- Challenge
Write out the listing below exactly, and omit any images you find in it.
- - - - - - -
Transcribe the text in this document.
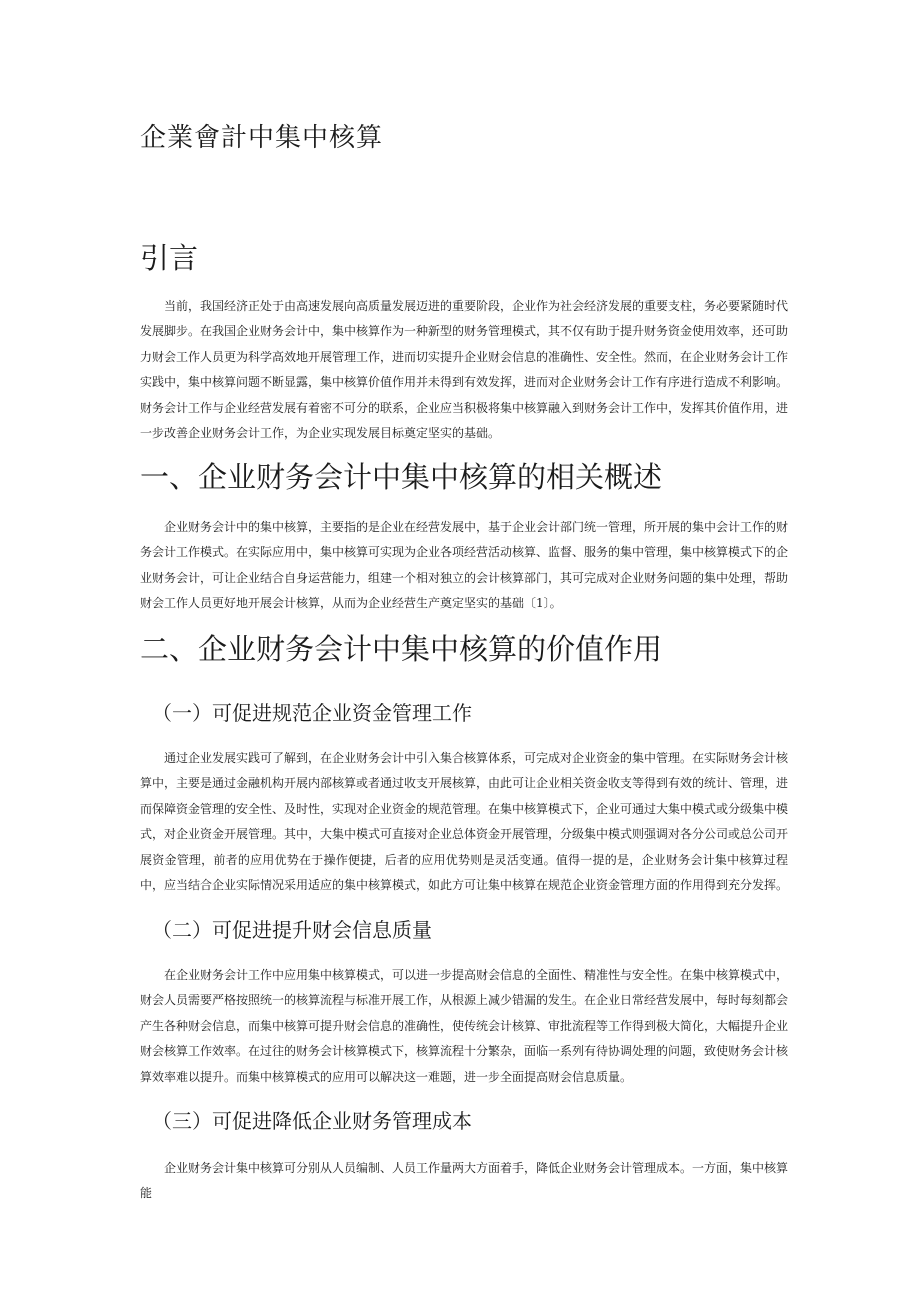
企業會計中集中核算
引言

当前，我国经济正处于由高速发展向高质量发展迈进的重要阶段，企业作为社会经济发展的重要支柱，务必要紧随时代发展脚步。在我国企业财务会计中，集中核算作为一种新型的财务管理模式，其不仅有助于提升财务资金使用效率，还可助力财会工作人员更为科学高效地开展管理工作，进而切实提升企业财会信息的准确性、安全性。然而，在企业财务会计工作实践中，集中核算问题不断显露，集中核算价值作用并未得到有效发挥，进而对企业财务会计工作有序进行造成不利影响。财务会计工作与企业经营发展有着密不可分的联系，企业应当积极将集中核算融入到财务会计工作中，发挥其价值作用，进一步改善企业财务会计工作，为企业实现发展目标奠定坚实的基础。

一、企业财务会计中集中核算的相关概述

企业财务会计中的集中核算，主要指的是企业在经营发展中，基于企业会计部门统一管理，所开展的集中会计工作的财务会计工作模式。在实际应用中，集中核算可实现为企业各项经营活动核算、监督、服务的集中管理，集中核算模式下的企业财务会计，可让企业结合自身运营能力，组建一个相对独立的会计核算部门，其可完成对企业财务问题的集中处理，帮助财会工作人员更好地开展会计核算，从而为企业经营生产奠定坚实的基础〔1〕。

二、企业财务会计中集中核算的价值作用
（一）可促进规范企业资金管理工作

通过企业发展实践可了解到，在企业财务会计中引入集合核算体系，可完成对企业资金的集中管理。在实际财务会计核算中，主要是通过金融机构开展内部核算或者通过收支开展核算，由此可让企业相关资金收支等得到有效的统计、管理，进而保障资金管理的安全性、及时性，实现对企业资金的规范管理。在集中核算模式下，企业可通过大集中模式或分级集中模式，对企业资金开展管理。其中，大集中模式可直接对企业总体资金开展管理，分级集中模式则强调对各分公司或总公司开展资金管理，前者的应用优势在于操作便捷，后者的应用优势则是灵活变通。值得一提的是，企业财务会计集中核算过程中，应当结合企业实际情况采用适应的集中核算模式，如此方可让集中核算在规范企业资金管理方面的作用得到充分发挥。

（二）可促进提升财会信息质量

在企业财务会计工作中应用集中核算模式，可以进一步提高财会信息的全面性、精准性与安全性。在集中核算模式中，财会人员需要严格按照统一的核算流程与标准开展工作，从根源上减少错漏的发生。在企业日常经营发展中，每时每刻都会产生各种财会信息，而集中核算可提升财会信息的准确性，使传统会计核算、审批流程等工作得到极大简化，大幅提升企业财会核算工作效率。在过往的财务会计核算模式下，核算流程十分繁杂，面临一系列有待协调处理的问题，致使财务会计核算效率难以提升。而集中核算模式的应用可以解决这一难题，进一步全面提高财会信息质量。

（三）可促进降低企业财务管理成本

企业财务会计集中核算可分别从人员编制、人员工作量两大方面着手，降低企业财务会计管理成本。一方面，集中核算能
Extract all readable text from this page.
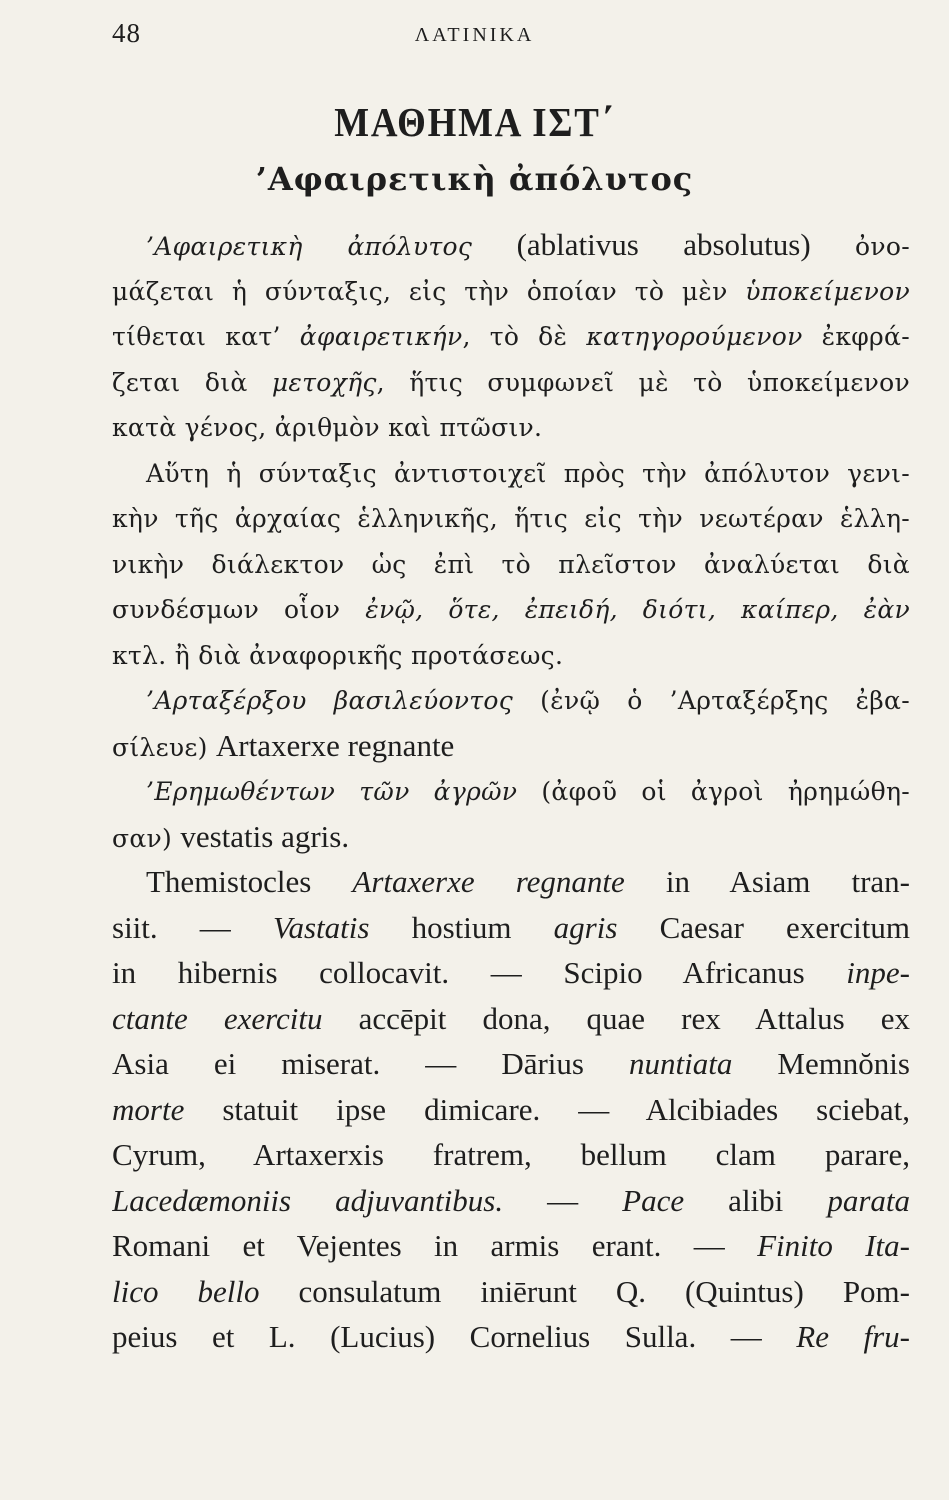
48	ΛΑΤΙΝΙΚΑ
ΜΑΘΗΜΑ ΙΣΤ΄
’Αφαιρετικὴ ἀπόλυτος
’Αφαιρετικὴ ἀπόλυτος (ablativus absolutus) ὀνο-
μάζεται ἡ σύνταξις, εἰς τὴν ὁποίαν τὸ μὲν ὑποκείμενον
τίθεται κατ’ ἀφαιρετικήν, τὸ δὲ κατηγορούμενον ἐκφρά-
ζεται διὰ μετοχῆς, ἥτις συμφωνεῖ μὲ τὸ ὑποκείμενον
κατὰ γένος, ἀριθμὸν καὶ πτῶσιν.
Αὕτη ἡ σύνταξις ἀντιστοιχεῖ πρὸς τὴν ἀπόλυτον γενι-
κὴν τῆς ἀρχαίας ἑλληνικῆς, ἥτις εἰς τὴν νεωτέραν ἑλλη-
νικὴν διάλεκτον ὡς ἐπὶ τὸ πλεῖστον ἀναλύεται διὰ
συνδέσμων οἷον ἐνῷ, ὅτε, ἐπειδή, διότι, καίπερ, ἐὰν
κτλ. ἢ διὰ ἀναφορικῆς προτάσεως.
’Αρταξέρξου βασιλεύοντος (ἐνῷ ὁ ’Αρταξέρξης ἐβα-
σίλευε) Artaxerxe regnante
’Ερημωθέντων τῶν ἀγρῶν (ἀφοῦ οἱ ἀγροὶ ἠρημώθη-
σαν) vestatis agris.
Themistocles Artaxerxe regnante in Asiam tran-
siit. — Vastatis hostium agris Caesar exercitum
in hibernis collocavit. — Scipio Africanus inpe-
ctante exercitu accēpit dona, quae rex Attalus ex
Asia ei miserat. — Dārius nuntiata Memnŏnis
morte statuit ipse dimicare. — Alcibiades sciebat,
Cyrum, Artaxerxis fratrem, bellum clam parare,
Lacedæmoniis adjuvantibus. — Pace alibi parata
Romani et Vejentes in armis erant. — Finito Ita-
lico bello consulatum iniērunt Q. (Quintus) Pom-
peius et L. (Lucius) Cornelius Sulla. — Re fru-
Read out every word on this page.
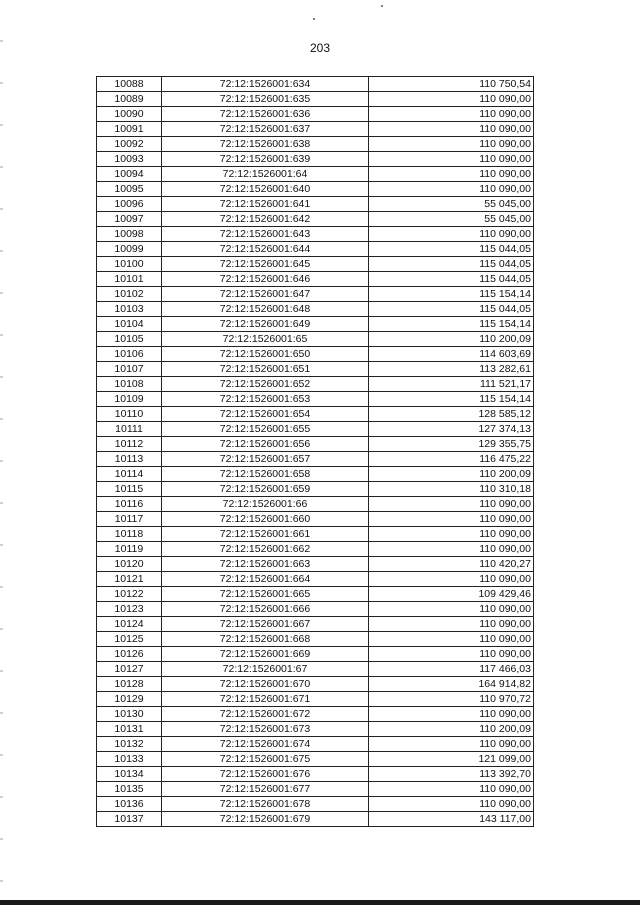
203
10088	72:12:1526001:634	110 750,54
10089	72:12:1526001:635	110 090,00
10090	72:12:1526001:636	110 090,00
10091	72:12:1526001:637	110 090,00
10092	72:12:1526001:638	110 090,00
10093	72:12:1526001:639	110 090,00
10094	72:12:1526001:64	110 090,00
10095	72:12:1526001:640	110 090,00
10096	72:12:1526001:641	55 045,00
10097	72:12:1526001:642	55 045,00
10098	72:12:1526001:643	110 090,00
10099	72:12:1526001:644	115 044,05
10100	72:12:1526001:645	115 044,05
10101	72:12:1526001:646	115 044,05
10102	72:12:1526001:647	115 154,14
10103	72:12:1526001:648	115 044,05
10104	72:12:1526001:649	115 154,14
10105	72:12:1526001:65	110 200,09
10106	72:12:1526001:650	114 603,69
10107	72:12:1526001:651	113 282,61
10108	72:12:1526001:652	111 521,17
10109	72:12:1526001:653	115 154,14
10110	72:12:1526001:654	128 585,12
10111	72:12:1526001:655	127 374,13
10112	72:12:1526001:656	129 355,75
10113	72:12:1526001:657	116 475,22
10114	72:12:1526001:658	110 200,09
10115	72:12:1526001:659	110 310,18
10116	72:12:1526001:66	110 090,00
10117	72:12:1526001:660	110 090,00
10118	72:12:1526001:661	110 090,00
10119	72:12:1526001:662	110 090,00
10120	72:12:1526001:663	110 420,27
10121	72:12:1526001:664	110 090,00
10122	72:12:1526001:665	109 429,46
10123	72:12:1526001:666	110 090,00
10124	72:12:1526001:667	110 090,00
10125	72:12:1526001:668	110 090,00
10126	72:12:1526001:669	110 090,00
10127	72:12:1526001:67	117 466,03
10128	72:12:1526001:670	164 914,82
10129	72:12:1526001:671	110 970,72
10130	72:12:1526001:672	110 090,00
10131	72:12:1526001:673	110 200,09
10132	72:12:1526001:674	110 090,00
10133	72:12:1526001:675	121 099,00
10134	72:12:1526001:676	113 392,70
10135	72:12:1526001:677	110 090,00
10136	72:12:1526001:678	110 090,00
10137	72:12:1526001:679	143 117,00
- - - - - - -
- Answer to the problem
Transcribe the text in this document.
企業會計中集中核算
引言

当前，我国经济正处于由高速发展向高质量发展迈进的重要阶段，企业作为社会经济发展的重要支柱，务必要紧随时代发展脚步。在我国企业财务会计中，集中核算作为一种新型的财务管理模式，其不仅有助于提升财务资金使用效率，还可助力财会工作人员更为科学高效地开展管理工作，进而切实提升企业财会信息的准确性、安全性。然而，在企业财务会计工作实践中，集中核算问题不断显露，集中核算价值作用并未得到有效发挥，进而对企业财务会计工作有序进行造成不利影响。财务会计工作与企业经营发展有着密不可分的联系，企业应当积极将集中核算融入到财务会计工作中，发挥其价值作用，进一步改善企业财务会计工作，为企业实现发展目标奠定坚实的基础。

一、企业财务会计中集中核算的相关概述

企业财务会计中的集中核算，主要指的是企业在经营发展中，基于企业会计部门统一管理，所开展的集中会计工作的财务会计工作模式。在实际应用中，集中核算可实现为企业各项经营活动核算、监督、服务的集中管理，集中核算模式下的企业财务会计，可让企业结合自身运营能力，组建一个相对独立的会计核算部门，其可完成对企业财务问题的集中处理，帮助财会工作人员更好地开展会计核算，从而为企业经营生产奠定坚实的基础〔1〕。

二、企业财务会计中集中核算的价值作用
（一）可促进规范企业资金管理工作

通过企业发展实践可了解到，在企业财务会计中引入集合核算体系，可完成对企业资金的集中管理。在实际财务会计核算中，主要是通过金融机构开展内部核算或者通过收支开展核算，由此可让企业相关资金收支等得到有效的统计、管理，进而保障资金管理的安全性、及时性，实现对企业资金的规范管理。在集中核算模式下，企业可通过大集中模式或分级集中模式，对企业资金开展管理。其中，大集中模式可直接对企业总体资金开展管理，分级集中模式则强调对各分公司或总公司开展资金管理，前者的应用优势在于操作便捷，后者的应用优势则是灵活变通。值得一提的是，企业财务会计集中核算过程中，应当结合企业实际情况采用适应的集中核算模式，如此方可让集中核算在规范企业资金管理方面的作用得到充分发挥。

（二）可促进提升财会信息质量

在企业财务会计工作中应用集中核算模式，可以进一步提高财会信息的全面性、精准性与安全性。在集中核算模式中，财会人员需要严格按照统一的核算流程与标准开展工作，从根源上减少错漏的发生。在企业日常经营发展中，每时每刻都会产生各种财会信息，而集中核算可提升财会信息的准确性，使传统会计核算、审批流程等工作得到极大简化，大幅提升企业财会核算工作效率。在过往的财务会计核算模式下，核算流程十分繁杂，面临一系列有待协调处理的问题，致使财务会计核算效率难以提升。而集中核算模式的应用可以解决这一难题，进一步全面提高财会信息质量。

（三）可促进降低企业财务管理成本

企业财务会计集中核算可分别从人员编制、人员工作量两大方面着手，降低企业财务会计管理成本。一方面，集中核算能
Extract all readable text from this page.
48	ΛΑΤΙΝΙΚΑ
ΜΑΘΗΜΑ ΙΣΤ΄
’Αφαιρετικὴ ἀπόλυτος
’Αφαιρετικὴ ἀπόλυτος (ablativus absolutus) ὀνο-
μάζεται ἡ σύνταξις, εἰς τὴν ὁποίαν τὸ μὲν ὑποκείμενον
τίθεται κατ’ ἀφαιρετικήν, τὸ δὲ κατηγορούμενον ἐκφρά-
ζεται διὰ μετοχῆς, ἥτις συμφωνεῖ μὲ τὸ ὑποκείμενον
κατὰ γένος, ἀριθμὸν καὶ πτῶσιν.
Αὕτη ἡ σύνταξις ἀντιστοιχεῖ πρὸς τὴν ἀπόλυτον γενι-
κὴν τῆς ἀρχαίας ἑλληνικῆς, ἥτις εἰς τὴν νεωτέραν ἑλλη-
νικὴν διάλεκτον ὡς ἐπὶ τὸ πλεῖστον ἀναλύεται διὰ
συνδέσμων οἷον ἐνῷ, ὅτε, ἐπειδή, διότι, καίπερ, ἐὰν
κτλ. ἢ διὰ ἀναφορικῆς προτάσεως.
’Αρταξέρξου βασιλεύοντος (ἐνῷ ὁ ’Αρταξέρξης ἐβα-
σίλευε) Artaxerxe regnante
’Ερημωθέντων τῶν ἀγρῶν (ἀφοῦ οἱ ἀγροὶ ἠρημώθη-
σαν) vestatis agris.
Themistocles Artaxerxe regnante in Asiam tran-
siit. — Vastatis hostium agris Caesar exercitum
in hibernis collocavit. — Scipio Africanus inpe-
ctante exercitu accēpit dona, quae rex Attalus ex
Asia ei miserat. — Dārius nuntiata Memnŏnis
morte statuit ipse dimicare. — Alcibiades sciebat,
Cyrum, Artaxerxis fratrem, bellum clam parare,
Lacedæmoniis adjuvantibus. — Pace alibi parata
Romani et Vejentes in armis erant. — Finito Ita-
lico bello consulatum iniērunt Q. (Quintus) Pom-
peius et L. (Lucius) Cornelius Sulla. — Re fru-
Read out every word on this page.
203
10088	72:12:1526001:634	110 750,54
10089	72:12:1526001:635	110 090,00
10090	72:12:1526001:636	110 090,00
10091	72:12:1526001:637	110 090,00
10092	72:12:1526001:638	110 090,00
10093	72:12:1526001:639	110 090,00
10094	72:12:1526001:64	110 090,00
10095	72:12:1526001:640	110 090,00
10096	72:12:1526001:641	55 045,00
10097	72:12:1526001:642	55 045,00
10098	72:12:1526001:643	110 090,00
10099	72:12:1526001:644	115 044,05
10100	72:12:1526001:645	115 044,05
10101	72:12:1526001:646	115 044,05
10102	72:12:1526001:647	115 154,14
10103	72:12:1526001:648	115 044,05
10104	72:12:1526001:649	115 154,14
10105	72:12:1526001:65	110 200,09
10106	72:12:1526001:650	114 603,69
10107	72:12:1526001:651	113 282,61
10108	72:12:1526001:652	111 521,17
10109	72:12:1526001:653	115 154,14
10110	72:12:1526001:654	128 585,12
10111	72:12:1526001:655	127 374,13
10112	72:12:1526001:656	129 355,75
10113	72:12:1526001:657	116 475,22
10114	72:12:1526001:658	110 200,09
10115	72:12:1526001:659	110 310,18
10116	72:12:1526001:66	110 090,00
10117	72:12:1526001:660	110 090,00
10118	72:12:1526001:661	110 090,00
10119	72:12:1526001:662	110 090,00
10120	72:12:1526001:663	110 420,27
10121	72:12:1526001:664	110 090,00
10122	72:12:1526001:665	109 429,46
10123	72:12:1526001:666	110 090,00
10124	72:12:1526001:667	110 090,00
10125	72:12:1526001:668	110 090,00
10126	72:12:1526001:669	110 090,00
10127	72:12:1526001:67	117 466,03
10128	72:12:1526001:670	164 914,82
10129	72:12:1526001:671	110 970,72
10130	72:12:1526001:672	110 090,00
10131	72:12:1526001:673	110 200,09
10132	72:12:1526001:674	110 090,00
10133	72:12:1526001:675	121 099,00
10134	72:12:1526001:676	113 392,70
10135	72:12:1526001:677	110 090,00
10136	72:12:1526001:678	110 090,00
10137	72:12:1526001:679	143 117,00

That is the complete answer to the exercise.